Using the listing below, copy every line that mentions "JSON".
## START EXERCISE MATERIALS
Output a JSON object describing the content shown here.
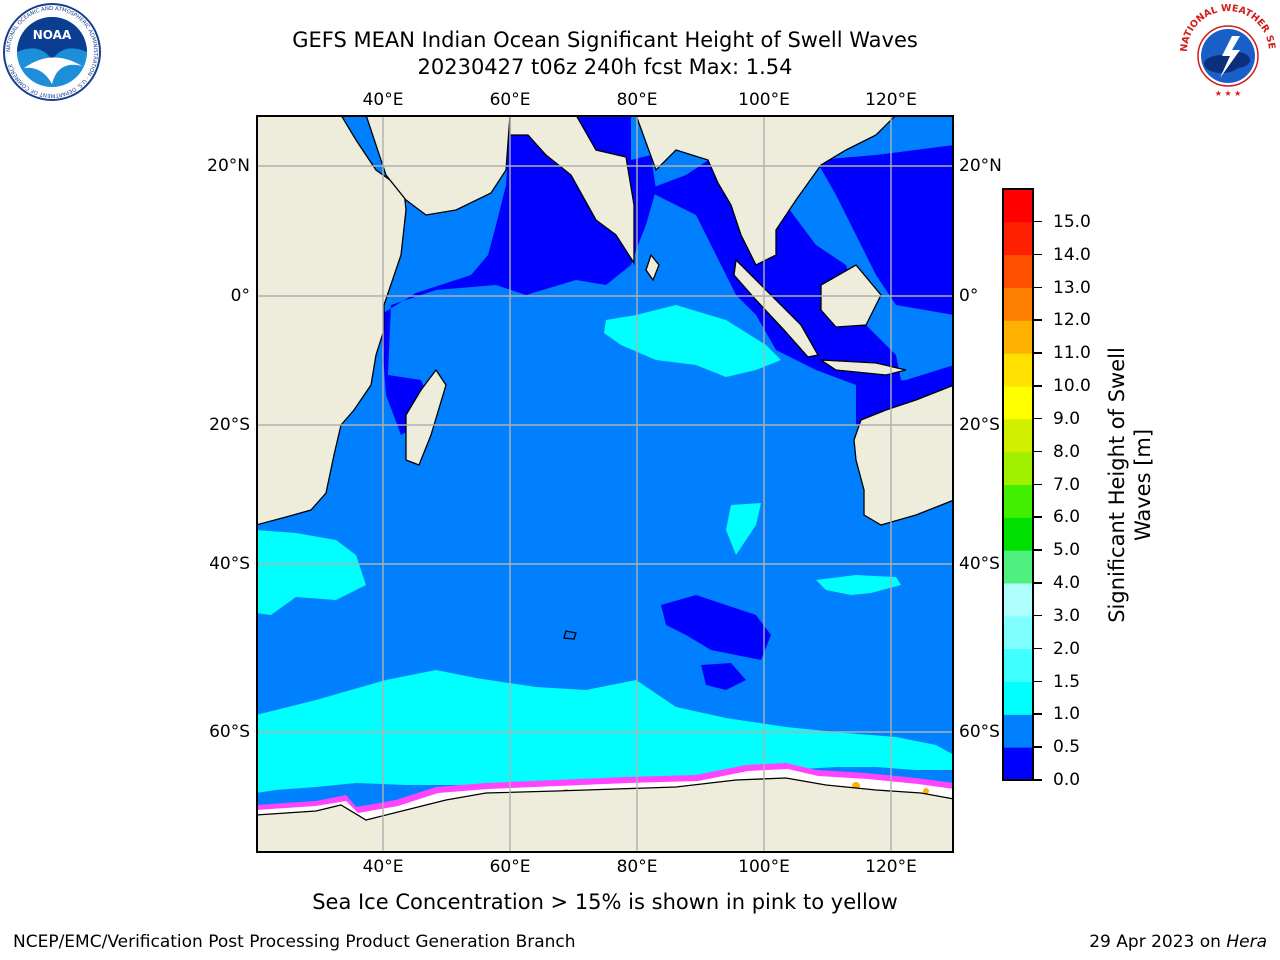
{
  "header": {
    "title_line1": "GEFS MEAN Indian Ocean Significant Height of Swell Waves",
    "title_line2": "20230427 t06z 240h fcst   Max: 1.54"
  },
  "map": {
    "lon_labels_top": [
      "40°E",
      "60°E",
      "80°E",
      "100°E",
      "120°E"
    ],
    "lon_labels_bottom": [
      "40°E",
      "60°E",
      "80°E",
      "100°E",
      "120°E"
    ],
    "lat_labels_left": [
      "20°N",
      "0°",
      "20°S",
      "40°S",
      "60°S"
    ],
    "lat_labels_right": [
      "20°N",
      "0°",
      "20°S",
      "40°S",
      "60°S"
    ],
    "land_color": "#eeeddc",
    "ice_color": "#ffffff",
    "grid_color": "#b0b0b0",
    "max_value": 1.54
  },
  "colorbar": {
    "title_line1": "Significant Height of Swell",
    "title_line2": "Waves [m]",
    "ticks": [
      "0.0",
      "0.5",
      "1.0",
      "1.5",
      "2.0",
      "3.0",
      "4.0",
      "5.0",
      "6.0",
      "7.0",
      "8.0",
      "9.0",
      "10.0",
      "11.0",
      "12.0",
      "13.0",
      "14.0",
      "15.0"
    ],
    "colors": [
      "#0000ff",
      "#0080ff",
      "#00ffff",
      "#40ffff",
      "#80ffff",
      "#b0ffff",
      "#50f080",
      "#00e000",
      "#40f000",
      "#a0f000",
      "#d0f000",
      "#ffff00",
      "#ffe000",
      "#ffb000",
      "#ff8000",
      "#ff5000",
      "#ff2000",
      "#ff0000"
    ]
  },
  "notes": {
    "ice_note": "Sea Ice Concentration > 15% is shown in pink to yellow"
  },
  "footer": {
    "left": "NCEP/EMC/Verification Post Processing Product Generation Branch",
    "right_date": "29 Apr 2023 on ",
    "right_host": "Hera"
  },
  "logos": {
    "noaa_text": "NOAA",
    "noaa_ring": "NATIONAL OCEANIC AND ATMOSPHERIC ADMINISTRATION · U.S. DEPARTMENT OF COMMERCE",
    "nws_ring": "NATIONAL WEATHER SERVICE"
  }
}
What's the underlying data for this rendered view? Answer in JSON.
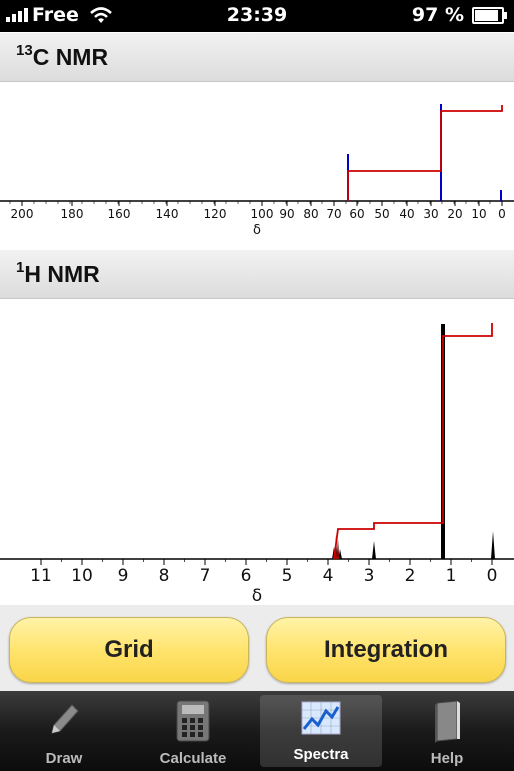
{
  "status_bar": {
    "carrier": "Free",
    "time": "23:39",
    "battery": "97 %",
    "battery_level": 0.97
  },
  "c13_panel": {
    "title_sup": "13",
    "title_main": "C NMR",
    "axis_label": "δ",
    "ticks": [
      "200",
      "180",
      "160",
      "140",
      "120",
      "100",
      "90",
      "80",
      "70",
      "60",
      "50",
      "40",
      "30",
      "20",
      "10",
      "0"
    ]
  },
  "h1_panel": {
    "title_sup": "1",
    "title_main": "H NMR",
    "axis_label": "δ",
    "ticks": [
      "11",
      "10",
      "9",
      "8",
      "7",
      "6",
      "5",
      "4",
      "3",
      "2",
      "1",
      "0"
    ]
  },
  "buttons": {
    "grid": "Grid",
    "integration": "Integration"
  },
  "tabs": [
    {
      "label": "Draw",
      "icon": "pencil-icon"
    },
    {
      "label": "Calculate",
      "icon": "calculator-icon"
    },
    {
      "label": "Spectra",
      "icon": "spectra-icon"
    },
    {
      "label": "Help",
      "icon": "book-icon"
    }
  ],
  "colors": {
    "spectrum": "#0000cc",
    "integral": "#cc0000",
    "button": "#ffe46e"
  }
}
## END EXERCISE MATERIALS
## START EXERCISE MATERIALS
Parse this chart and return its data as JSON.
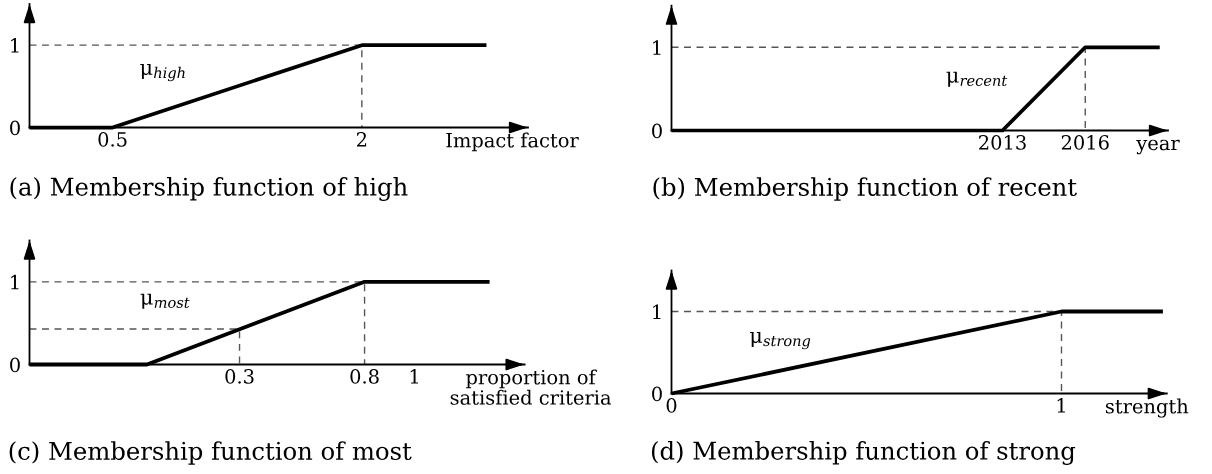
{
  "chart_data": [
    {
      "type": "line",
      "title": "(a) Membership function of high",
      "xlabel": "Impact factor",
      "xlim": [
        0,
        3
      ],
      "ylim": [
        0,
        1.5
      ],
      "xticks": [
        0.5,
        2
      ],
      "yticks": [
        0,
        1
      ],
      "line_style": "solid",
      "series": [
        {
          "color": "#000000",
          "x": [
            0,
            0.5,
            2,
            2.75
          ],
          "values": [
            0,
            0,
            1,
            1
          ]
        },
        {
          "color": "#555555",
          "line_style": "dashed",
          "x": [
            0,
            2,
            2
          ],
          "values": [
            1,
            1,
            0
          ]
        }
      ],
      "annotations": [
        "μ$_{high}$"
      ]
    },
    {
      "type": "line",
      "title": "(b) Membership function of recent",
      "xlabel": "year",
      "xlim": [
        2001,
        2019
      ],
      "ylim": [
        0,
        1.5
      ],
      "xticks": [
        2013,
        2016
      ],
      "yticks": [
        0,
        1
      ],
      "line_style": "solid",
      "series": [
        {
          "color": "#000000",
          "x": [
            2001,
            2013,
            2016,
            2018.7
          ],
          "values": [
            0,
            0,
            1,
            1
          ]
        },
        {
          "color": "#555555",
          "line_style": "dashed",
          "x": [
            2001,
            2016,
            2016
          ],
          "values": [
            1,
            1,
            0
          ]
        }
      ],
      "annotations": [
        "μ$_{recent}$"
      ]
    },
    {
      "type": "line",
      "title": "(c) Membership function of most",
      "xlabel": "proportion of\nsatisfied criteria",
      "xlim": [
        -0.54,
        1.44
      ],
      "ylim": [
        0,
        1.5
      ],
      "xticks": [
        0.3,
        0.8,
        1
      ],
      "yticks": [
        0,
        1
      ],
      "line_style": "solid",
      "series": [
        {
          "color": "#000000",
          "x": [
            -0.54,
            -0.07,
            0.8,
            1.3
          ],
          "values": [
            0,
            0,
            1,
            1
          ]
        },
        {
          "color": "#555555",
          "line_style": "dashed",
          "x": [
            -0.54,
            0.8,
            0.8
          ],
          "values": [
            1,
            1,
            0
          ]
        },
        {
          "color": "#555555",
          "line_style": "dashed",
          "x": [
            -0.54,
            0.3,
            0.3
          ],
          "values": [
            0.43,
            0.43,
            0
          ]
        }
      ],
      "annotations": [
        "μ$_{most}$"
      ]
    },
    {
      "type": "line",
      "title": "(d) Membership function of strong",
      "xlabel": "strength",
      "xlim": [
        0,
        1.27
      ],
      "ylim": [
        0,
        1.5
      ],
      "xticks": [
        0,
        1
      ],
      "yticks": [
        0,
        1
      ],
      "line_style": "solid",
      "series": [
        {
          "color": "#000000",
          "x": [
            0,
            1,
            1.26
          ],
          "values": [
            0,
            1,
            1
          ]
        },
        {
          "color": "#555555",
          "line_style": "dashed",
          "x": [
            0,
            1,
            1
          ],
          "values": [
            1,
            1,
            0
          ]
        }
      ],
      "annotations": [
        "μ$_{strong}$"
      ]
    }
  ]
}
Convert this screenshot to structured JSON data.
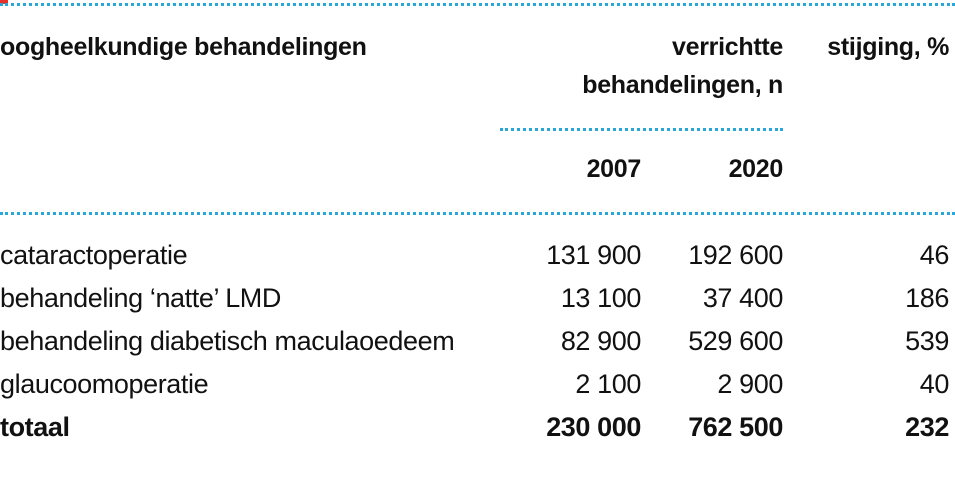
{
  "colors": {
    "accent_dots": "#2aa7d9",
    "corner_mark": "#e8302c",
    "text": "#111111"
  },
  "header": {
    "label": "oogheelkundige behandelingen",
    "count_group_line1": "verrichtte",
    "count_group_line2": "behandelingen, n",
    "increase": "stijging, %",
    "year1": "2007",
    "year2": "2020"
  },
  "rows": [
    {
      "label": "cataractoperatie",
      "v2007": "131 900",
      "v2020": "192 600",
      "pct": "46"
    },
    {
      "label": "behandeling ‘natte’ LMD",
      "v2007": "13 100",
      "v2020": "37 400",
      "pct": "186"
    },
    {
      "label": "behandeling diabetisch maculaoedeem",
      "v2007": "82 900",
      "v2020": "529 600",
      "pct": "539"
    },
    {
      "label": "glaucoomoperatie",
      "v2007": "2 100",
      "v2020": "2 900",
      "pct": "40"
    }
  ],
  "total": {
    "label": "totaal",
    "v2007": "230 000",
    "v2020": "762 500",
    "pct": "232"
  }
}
## END EXERCISE MATERIALS
EXPECTED OUTPUT:
Output a JSON object describing the content shown here.
What's the underlying data for this rendered view? Answer in JSON.
Parse this chart and return its data as JSON.
Convert this screenshot to structured JSON data.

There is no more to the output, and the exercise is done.